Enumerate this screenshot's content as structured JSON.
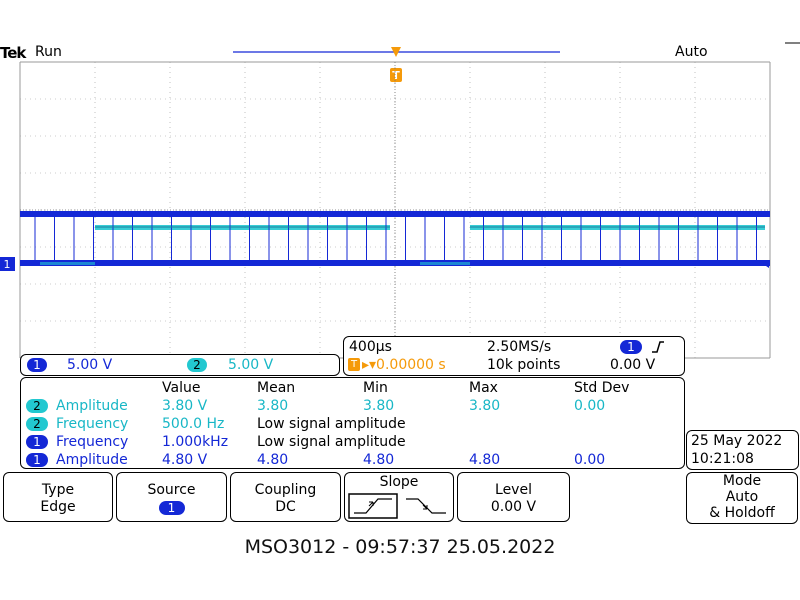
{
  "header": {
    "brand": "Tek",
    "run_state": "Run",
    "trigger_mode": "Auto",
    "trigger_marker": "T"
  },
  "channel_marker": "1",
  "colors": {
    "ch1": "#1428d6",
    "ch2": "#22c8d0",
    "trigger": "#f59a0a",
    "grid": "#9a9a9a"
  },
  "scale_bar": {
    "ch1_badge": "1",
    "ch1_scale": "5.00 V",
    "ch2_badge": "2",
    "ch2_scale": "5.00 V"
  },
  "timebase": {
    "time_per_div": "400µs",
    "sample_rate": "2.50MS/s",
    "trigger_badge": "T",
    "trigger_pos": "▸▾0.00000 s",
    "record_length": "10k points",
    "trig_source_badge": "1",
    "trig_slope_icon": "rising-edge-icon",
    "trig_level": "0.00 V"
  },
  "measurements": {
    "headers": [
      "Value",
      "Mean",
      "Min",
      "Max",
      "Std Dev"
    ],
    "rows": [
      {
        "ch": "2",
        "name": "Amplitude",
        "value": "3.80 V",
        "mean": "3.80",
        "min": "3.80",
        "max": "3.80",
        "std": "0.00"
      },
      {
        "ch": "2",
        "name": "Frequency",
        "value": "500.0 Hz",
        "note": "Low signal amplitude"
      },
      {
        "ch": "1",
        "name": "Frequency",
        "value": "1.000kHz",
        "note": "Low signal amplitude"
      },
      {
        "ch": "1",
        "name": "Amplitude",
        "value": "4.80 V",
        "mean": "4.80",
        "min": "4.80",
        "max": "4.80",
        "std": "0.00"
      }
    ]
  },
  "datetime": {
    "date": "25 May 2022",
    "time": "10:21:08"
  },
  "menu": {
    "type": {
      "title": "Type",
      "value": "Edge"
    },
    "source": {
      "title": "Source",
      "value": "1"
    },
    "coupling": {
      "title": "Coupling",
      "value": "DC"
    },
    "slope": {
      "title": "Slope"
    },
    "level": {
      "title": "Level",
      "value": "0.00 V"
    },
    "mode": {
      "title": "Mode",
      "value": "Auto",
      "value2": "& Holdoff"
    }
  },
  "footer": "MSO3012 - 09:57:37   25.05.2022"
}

...

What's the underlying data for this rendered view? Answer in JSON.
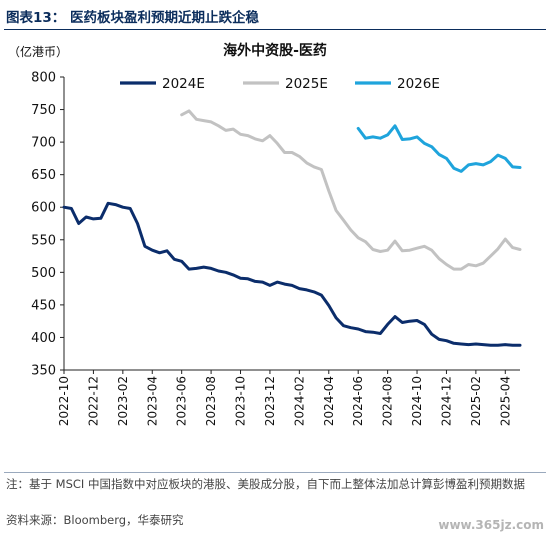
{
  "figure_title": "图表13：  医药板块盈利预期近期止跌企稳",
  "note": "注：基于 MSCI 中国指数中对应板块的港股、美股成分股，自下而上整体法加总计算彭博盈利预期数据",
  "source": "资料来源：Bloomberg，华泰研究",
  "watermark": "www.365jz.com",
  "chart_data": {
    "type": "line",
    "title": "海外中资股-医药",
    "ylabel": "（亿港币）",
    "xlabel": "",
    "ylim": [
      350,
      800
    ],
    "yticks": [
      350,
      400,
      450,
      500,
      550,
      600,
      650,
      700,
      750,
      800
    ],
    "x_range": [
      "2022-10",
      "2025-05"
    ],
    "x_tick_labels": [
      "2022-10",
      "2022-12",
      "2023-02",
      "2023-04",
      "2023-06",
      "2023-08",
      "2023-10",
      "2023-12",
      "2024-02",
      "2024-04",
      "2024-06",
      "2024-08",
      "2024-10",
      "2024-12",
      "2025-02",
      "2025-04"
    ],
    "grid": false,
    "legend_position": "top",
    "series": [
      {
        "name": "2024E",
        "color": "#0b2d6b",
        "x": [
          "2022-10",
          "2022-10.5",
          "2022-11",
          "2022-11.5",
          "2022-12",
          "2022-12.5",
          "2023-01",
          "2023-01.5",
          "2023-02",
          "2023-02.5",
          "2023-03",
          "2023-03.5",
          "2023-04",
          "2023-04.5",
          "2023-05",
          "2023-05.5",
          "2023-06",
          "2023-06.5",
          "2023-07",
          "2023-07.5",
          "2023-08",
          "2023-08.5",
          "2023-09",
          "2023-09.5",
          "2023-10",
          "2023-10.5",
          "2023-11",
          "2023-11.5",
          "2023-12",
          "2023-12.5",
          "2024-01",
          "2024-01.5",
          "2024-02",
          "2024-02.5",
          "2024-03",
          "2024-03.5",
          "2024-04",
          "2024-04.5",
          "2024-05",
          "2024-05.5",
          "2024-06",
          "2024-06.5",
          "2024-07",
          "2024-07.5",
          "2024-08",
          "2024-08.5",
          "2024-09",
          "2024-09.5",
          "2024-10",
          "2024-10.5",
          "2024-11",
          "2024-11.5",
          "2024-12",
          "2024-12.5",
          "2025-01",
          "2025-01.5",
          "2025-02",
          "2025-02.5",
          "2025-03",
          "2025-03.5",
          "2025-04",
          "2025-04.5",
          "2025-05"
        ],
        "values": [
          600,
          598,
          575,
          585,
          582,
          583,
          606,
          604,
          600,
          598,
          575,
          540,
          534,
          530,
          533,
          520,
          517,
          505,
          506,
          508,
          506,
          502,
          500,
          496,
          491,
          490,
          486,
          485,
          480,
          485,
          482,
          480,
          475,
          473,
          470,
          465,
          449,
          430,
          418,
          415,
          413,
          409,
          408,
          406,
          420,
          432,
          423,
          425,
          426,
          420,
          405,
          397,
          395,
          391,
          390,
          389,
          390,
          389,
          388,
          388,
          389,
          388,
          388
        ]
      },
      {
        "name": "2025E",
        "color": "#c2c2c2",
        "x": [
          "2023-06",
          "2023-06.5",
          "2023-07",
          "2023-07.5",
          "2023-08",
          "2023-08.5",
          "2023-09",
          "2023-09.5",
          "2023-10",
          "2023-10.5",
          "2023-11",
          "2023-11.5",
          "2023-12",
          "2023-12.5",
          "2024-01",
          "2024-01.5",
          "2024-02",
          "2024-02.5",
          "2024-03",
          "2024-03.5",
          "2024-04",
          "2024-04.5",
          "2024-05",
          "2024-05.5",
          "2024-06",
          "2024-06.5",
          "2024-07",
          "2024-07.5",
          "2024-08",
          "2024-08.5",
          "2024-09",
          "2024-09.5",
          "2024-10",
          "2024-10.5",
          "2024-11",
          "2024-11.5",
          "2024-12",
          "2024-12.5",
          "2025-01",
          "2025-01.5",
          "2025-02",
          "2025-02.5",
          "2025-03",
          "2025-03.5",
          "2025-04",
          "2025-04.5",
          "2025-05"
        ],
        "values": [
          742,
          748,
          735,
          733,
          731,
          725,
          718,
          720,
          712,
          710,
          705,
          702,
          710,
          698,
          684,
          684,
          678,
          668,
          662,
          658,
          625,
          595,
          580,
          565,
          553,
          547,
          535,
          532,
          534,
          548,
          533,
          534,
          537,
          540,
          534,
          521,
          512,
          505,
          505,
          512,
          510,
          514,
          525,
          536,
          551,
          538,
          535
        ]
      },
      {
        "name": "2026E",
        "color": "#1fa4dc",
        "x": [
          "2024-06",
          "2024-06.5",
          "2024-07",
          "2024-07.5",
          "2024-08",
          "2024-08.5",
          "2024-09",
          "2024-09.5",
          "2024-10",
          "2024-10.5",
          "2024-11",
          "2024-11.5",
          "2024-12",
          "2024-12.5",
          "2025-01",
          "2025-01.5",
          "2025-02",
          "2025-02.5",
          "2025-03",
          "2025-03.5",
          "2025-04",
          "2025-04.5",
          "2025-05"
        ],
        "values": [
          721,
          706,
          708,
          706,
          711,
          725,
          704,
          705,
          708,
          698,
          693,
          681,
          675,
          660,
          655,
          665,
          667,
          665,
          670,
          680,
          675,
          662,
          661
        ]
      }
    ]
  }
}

**What to produce**
Copy out every line from the data above that has "JSON" in it.

**Problem solution**
Enumerate this screenshot's content as structured JSON.
What's the underlying data for this rendered view? Answer in JSON.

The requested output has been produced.